**Exercise prompt:**
Restate each of the lines below word for word and drop every picture.

**Records to use:**

-- START --

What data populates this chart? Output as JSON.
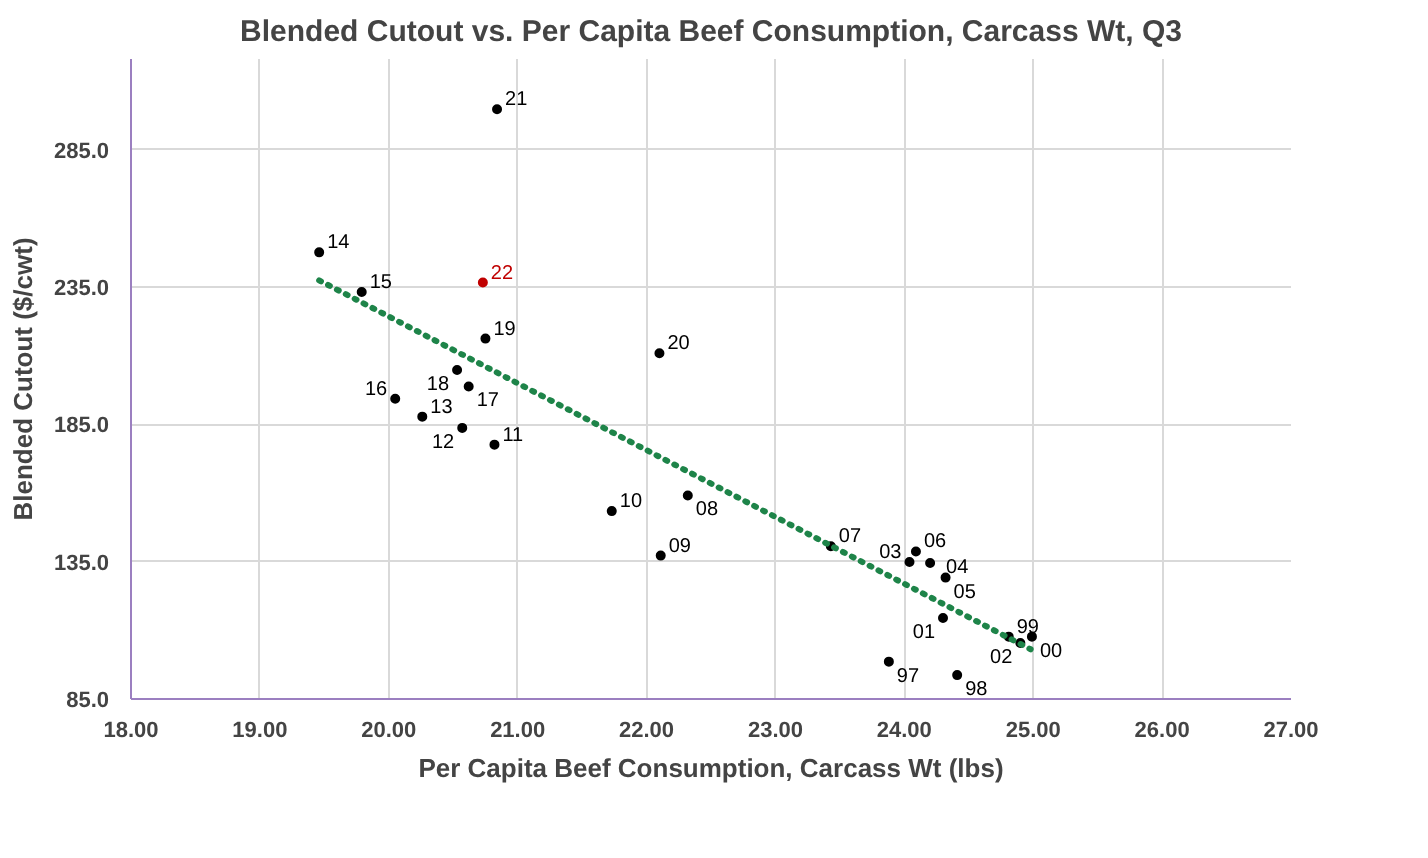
{
  "chart_data": {
    "type": "scatter",
    "title": "Blended Cutout vs. Per Capita Beef Consumption, Carcass Wt, Q3",
    "xlabel": "Per Capita Beef Consumption, Carcass Wt (lbs)",
    "ylabel": "Blended Cutout ($/cwt)",
    "xlim": [
      18,
      27
    ],
    "ylim": [
      85,
      318
    ],
    "xticks": [
      {
        "value": 18,
        "label": "18.00"
      },
      {
        "value": 19,
        "label": "19.00"
      },
      {
        "value": 20,
        "label": "20.00"
      },
      {
        "value": 21,
        "label": "21.00"
      },
      {
        "value": 22,
        "label": "22.00"
      },
      {
        "value": 23,
        "label": "23.00"
      },
      {
        "value": 24,
        "label": "24.00"
      },
      {
        "value": 25,
        "label": "25.00"
      },
      {
        "value": 26,
        "label": "26.00"
      },
      {
        "value": 27,
        "label": "27.00"
      }
    ],
    "yticks": [
      {
        "value": 85,
        "label": "85.0"
      },
      {
        "value": 135,
        "label": "135.0"
      },
      {
        "value": 185,
        "label": "185.0"
      },
      {
        "value": 235,
        "label": "235.0"
      },
      {
        "value": 285,
        "label": "285.0"
      }
    ],
    "grid": true,
    "series": [
      {
        "marker": "circle",
        "x": [
          20.84,
          19.46,
          19.79,
          20.73,
          20.75,
          22.1,
          20.53,
          20.62,
          20.05,
          20.26,
          20.57,
          20.82,
          21.73,
          22.32,
          22.11,
          23.43,
          24.09,
          24.04,
          24.2,
          24.32,
          24.3,
          24.81,
          24.9,
          24.99,
          23.88,
          24.41
        ],
        "values": [
          299.7,
          247.6,
          233.2,
          236.6,
          216.2,
          210.9,
          204.8,
          198.8,
          194.3,
          187.8,
          183.7,
          177.6,
          153.4,
          159.1,
          137.2,
          140.6,
          138.7,
          134.9,
          134.5,
          129.2,
          114.5,
          107.7,
          105.4,
          107.7,
          98.6,
          93.7
        ],
        "colors": [
          "#000000",
          "#000000",
          "#000000",
          "#c00000",
          "#000000",
          "#000000",
          "#000000",
          "#000000",
          "#000000",
          "#000000",
          "#000000",
          "#000000",
          "#000000",
          "#000000",
          "#000000",
          "#000000",
          "#000000",
          "#000000",
          "#000000",
          "#000000",
          "#000000",
          "#000000",
          "#000000",
          "#000000",
          "#000000",
          "#000000"
        ]
      },
      {
        "type": "line",
        "x": [
          19.46,
          24.98
        ],
        "values": [
          237.4,
          103.1
        ],
        "color": "#1e8449",
        "line_style": "dotted"
      }
    ],
    "annotations": [
      {
        "text": "21",
        "x": 20.84,
        "y": 299.7
      },
      {
        "text": "14",
        "x": 19.46,
        "y": 247.6
      },
      {
        "text": "15",
        "x": 19.79,
        "y": 233.2
      },
      {
        "text": "22",
        "x": 20.73,
        "y": 236.6
      },
      {
        "text": "19",
        "x": 20.75,
        "y": 216.2
      },
      {
        "text": "20",
        "x": 22.1,
        "y": 210.9
      },
      {
        "text": "18",
        "x": 20.53,
        "y": 204.8
      },
      {
        "text": "17",
        "x": 20.62,
        "y": 198.8
      },
      {
        "text": "16",
        "x": 20.05,
        "y": 194.3
      },
      {
        "text": "13",
        "x": 20.26,
        "y": 187.8
      },
      {
        "text": "12",
        "x": 20.57,
        "y": 183.7
      },
      {
        "text": "11",
        "x": 20.82,
        "y": 177.6
      },
      {
        "text": "10",
        "x": 21.73,
        "y": 153.4
      },
      {
        "text": "08",
        "x": 22.32,
        "y": 159.1
      },
      {
        "text": "09",
        "x": 22.11,
        "y": 137.2
      },
      {
        "text": "07",
        "x": 23.43,
        "y": 140.6
      },
      {
        "text": "06",
        "x": 24.09,
        "y": 138.7
      },
      {
        "text": "03",
        "x": 24.04,
        "y": 134.9
      },
      {
        "text": "04",
        "x": 24.2,
        "y": 134.5
      },
      {
        "text": "05",
        "x": 24.32,
        "y": 129.2
      },
      {
        "text": "01",
        "x": 24.3,
        "y": 114.5
      },
      {
        "text": "99",
        "x": 24.81,
        "y": 107.7
      },
      {
        "text": "02",
        "x": 24.9,
        "y": 105.4
      },
      {
        "text": "00",
        "x": 24.99,
        "y": 107.7
      },
      {
        "text": "97",
        "x": 23.88,
        "y": 98.6
      },
      {
        "text": "98",
        "x": 24.41,
        "y": 93.7
      }
    ]
  }
}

-- END --

**Answer to this exercise:**
What data populates this chart? Output as JSON.
{
  "chart_data": {
    "type": "scatter",
    "title": "Blended Cutout vs. Per Capita Beef Consumption, Carcass Wt, Q3",
    "xlabel": "Per Capita Beef Consumption, Carcass Wt (lbs)",
    "ylabel": "Blended Cutout ($/cwt)",
    "xlim": [
      18,
      27
    ],
    "ylim": [
      85,
      318
    ],
    "xticks": [
      {
        "value": 18,
        "label": "18.00"
      },
      {
        "value": 19,
        "label": "19.00"
      },
      {
        "value": 20,
        "label": "20.00"
      },
      {
        "value": 21,
        "label": "21.00"
      },
      {
        "value": 22,
        "label": "22.00"
      },
      {
        "value": 23,
        "label": "23.00"
      },
      {
        "value": 24,
        "label": "24.00"
      },
      {
        "value": 25,
        "label": "25.00"
      },
      {
        "value": 26,
        "label": "26.00"
      },
      {
        "value": 27,
        "label": "27.00"
      }
    ],
    "yticks": [
      {
        "value": 85,
        "label": "85.0"
      },
      {
        "value": 135,
        "label": "135.0"
      },
      {
        "value": 185,
        "label": "185.0"
      },
      {
        "value": 235,
        "label": "235.0"
      },
      {
        "value": 285,
        "label": "285.0"
      }
    ],
    "grid": true,
    "series": [
      {
        "marker": "circle",
        "x": [
          20.84,
          19.46,
          19.79,
          20.73,
          20.75,
          22.1,
          20.53,
          20.62,
          20.05,
          20.26,
          20.57,
          20.82,
          21.73,
          22.32,
          22.11,
          23.43,
          24.09,
          24.04,
          24.2,
          24.32,
          24.3,
          24.81,
          24.9,
          24.99,
          23.88,
          24.41
        ],
        "values": [
          299.7,
          247.6,
          233.2,
          236.6,
          216.2,
          210.9,
          204.8,
          198.8,
          194.3,
          187.8,
          183.7,
          177.6,
          153.4,
          159.1,
          137.2,
          140.6,
          138.7,
          134.9,
          134.5,
          129.2,
          114.5,
          107.7,
          105.4,
          107.7,
          98.6,
          93.7
        ],
        "colors": [
          "#000000",
          "#000000",
          "#000000",
          "#c00000",
          "#000000",
          "#000000",
          "#000000",
          "#000000",
          "#000000",
          "#000000",
          "#000000",
          "#000000",
          "#000000",
          "#000000",
          "#000000",
          "#000000",
          "#000000",
          "#000000",
          "#000000",
          "#000000",
          "#000000",
          "#000000",
          "#000000",
          "#000000",
          "#000000",
          "#000000"
        ]
      },
      {
        "type": "line",
        "x": [
          19.46,
          24.98
        ],
        "values": [
          237.4,
          103.1
        ],
        "color": "#1e8449",
        "line_style": "dotted"
      }
    ],
    "annotations": [
      {
        "text": "21",
        "x": 20.84,
        "y": 299.7
      },
      {
        "text": "14",
        "x": 19.46,
        "y": 247.6
      },
      {
        "text": "15",
        "x": 19.79,
        "y": 233.2
      },
      {
        "text": "22",
        "x": 20.73,
        "y": 236.6
      },
      {
        "text": "19",
        "x": 20.75,
        "y": 216.2
      },
      {
        "text": "20",
        "x": 22.1,
        "y": 210.9
      },
      {
        "text": "18",
        "x": 20.53,
        "y": 204.8
      },
      {
        "text": "17",
        "x": 20.62,
        "y": 198.8
      },
      {
        "text": "16",
        "x": 20.05,
        "y": 194.3
      },
      {
        "text": "13",
        "x": 20.26,
        "y": 187.8
      },
      {
        "text": "12",
        "x": 20.57,
        "y": 183.7
      },
      {
        "text": "11",
        "x": 20.82,
        "y": 177.6
      },
      {
        "text": "10",
        "x": 21.73,
        "y": 153.4
      },
      {
        "text": "08",
        "x": 22.32,
        "y": 159.1
      },
      {
        "text": "09",
        "x": 22.11,
        "y": 137.2
      },
      {
        "text": "07",
        "x": 23.43,
        "y": 140.6
      },
      {
        "text": "06",
        "x": 24.09,
        "y": 138.7
      },
      {
        "text": "03",
        "x": 24.04,
        "y": 134.9
      },
      {
        "text": "04",
        "x": 24.2,
        "y": 134.5
      },
      {
        "text": "05",
        "x": 24.32,
        "y": 129.2
      },
      {
        "text": "01",
        "x": 24.3,
        "y": 114.5
      },
      {
        "text": "99",
        "x": 24.81,
        "y": 107.7
      },
      {
        "text": "02",
        "x": 24.9,
        "y": 105.4
      },
      {
        "text": "00",
        "x": 24.99,
        "y": 107.7
      },
      {
        "text": "97",
        "x": 23.88,
        "y": 98.6
      },
      {
        "text": "98",
        "x": 24.41,
        "y": 93.7
      }
    ]
  }
}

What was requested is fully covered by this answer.